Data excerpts
▬▬▬
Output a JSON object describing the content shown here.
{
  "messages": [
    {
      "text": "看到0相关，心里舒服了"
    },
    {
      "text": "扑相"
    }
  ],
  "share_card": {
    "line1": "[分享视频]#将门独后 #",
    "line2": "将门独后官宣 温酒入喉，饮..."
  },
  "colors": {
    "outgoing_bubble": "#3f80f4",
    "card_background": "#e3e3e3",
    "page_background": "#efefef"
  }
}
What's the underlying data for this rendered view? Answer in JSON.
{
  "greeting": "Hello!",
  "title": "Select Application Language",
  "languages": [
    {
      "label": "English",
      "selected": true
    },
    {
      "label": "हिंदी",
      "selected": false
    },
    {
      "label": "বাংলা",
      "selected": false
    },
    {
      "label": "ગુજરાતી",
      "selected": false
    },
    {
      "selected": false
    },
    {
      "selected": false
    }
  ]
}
▬▬▬
Aim
Print the records once more, exactly as they were given.

Written answer
Output a JSON object describing the content shown here.
{
  "messages": [
    {
      "text": "看到0相关，心里舒服了"
    },
    {
      "text": "扑相"
    }
  ],
  "share_card": {
    "line1": "[分享视频]#将门独后 #",
    "line2": "将门独后官宣 温酒入喉，饮..."
  },
  "colors": {
    "outgoing_bubble": "#3f80f4",
    "card_background": "#e3e3e3",
    "page_background": "#efefef"
  }
}
What's the underlying data for this rendered view? Answer in JSON.
{
  "greeting": "Hello!",
  "title": "Select Application Language",
  "languages": [
    {
      "label": "English",
      "selected": true
    },
    {
      "label": "हिंदी",
      "selected": false
    },
    {
      "label": "বাংলা",
      "selected": false
    },
    {
      "label": "ગુજરાતી",
      "selected": false
    },
    {
      "selected": false
    },
    {
      "selected": false
    }
  ]
}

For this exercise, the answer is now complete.